INPUT FOR THIS TASK:
= = = =
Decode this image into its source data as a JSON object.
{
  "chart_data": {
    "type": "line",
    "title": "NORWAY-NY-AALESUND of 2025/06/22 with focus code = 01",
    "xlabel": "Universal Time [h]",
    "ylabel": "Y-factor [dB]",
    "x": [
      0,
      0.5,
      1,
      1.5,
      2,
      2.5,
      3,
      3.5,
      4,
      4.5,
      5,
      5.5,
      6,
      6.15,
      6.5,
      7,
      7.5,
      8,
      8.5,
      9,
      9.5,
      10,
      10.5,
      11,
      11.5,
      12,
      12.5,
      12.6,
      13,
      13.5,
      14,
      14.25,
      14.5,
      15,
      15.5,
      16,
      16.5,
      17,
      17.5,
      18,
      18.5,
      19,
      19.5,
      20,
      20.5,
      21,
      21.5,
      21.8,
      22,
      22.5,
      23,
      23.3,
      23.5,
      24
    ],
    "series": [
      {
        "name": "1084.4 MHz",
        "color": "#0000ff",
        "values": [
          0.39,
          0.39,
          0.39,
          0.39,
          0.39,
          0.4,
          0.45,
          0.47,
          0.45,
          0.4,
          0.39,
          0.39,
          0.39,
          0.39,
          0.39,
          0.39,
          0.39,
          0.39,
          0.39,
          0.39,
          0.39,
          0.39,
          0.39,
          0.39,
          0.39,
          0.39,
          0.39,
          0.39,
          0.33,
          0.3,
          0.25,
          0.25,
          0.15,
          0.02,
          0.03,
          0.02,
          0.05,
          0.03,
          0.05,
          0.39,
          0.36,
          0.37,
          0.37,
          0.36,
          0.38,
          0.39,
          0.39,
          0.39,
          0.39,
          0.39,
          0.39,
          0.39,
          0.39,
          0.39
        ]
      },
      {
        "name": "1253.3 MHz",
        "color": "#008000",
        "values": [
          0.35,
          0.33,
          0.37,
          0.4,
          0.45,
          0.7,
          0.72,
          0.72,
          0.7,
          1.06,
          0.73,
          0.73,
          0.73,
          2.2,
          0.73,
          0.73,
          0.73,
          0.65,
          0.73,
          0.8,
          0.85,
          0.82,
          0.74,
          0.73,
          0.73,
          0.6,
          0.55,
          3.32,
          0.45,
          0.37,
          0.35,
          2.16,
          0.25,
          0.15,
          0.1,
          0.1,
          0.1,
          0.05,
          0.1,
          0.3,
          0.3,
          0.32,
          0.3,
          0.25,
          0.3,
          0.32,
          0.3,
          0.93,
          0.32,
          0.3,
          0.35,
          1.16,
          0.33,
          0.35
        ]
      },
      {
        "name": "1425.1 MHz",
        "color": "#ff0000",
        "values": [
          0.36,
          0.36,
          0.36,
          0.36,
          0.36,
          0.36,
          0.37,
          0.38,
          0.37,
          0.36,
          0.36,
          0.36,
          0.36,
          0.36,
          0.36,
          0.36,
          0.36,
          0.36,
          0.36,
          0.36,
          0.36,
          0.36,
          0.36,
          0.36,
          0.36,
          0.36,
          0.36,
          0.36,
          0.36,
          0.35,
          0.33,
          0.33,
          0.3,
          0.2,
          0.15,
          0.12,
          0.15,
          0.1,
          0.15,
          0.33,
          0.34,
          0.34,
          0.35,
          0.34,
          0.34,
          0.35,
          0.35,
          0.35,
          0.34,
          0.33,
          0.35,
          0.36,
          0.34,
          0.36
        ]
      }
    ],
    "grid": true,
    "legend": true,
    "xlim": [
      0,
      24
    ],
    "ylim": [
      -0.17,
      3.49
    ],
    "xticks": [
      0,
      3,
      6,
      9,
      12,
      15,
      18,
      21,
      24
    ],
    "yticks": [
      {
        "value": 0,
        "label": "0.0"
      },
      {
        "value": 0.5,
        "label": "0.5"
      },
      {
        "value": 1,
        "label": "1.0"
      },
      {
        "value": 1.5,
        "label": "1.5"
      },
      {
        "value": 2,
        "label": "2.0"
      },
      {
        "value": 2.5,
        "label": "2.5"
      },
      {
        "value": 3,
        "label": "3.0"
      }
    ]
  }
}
= = = =
GOAL: Identify all lines in the records above with the word "color".

EXERCISE SOLUTION:
        "color": "#0000ff",
        "color": "#008000",
        "color": "#ff0000",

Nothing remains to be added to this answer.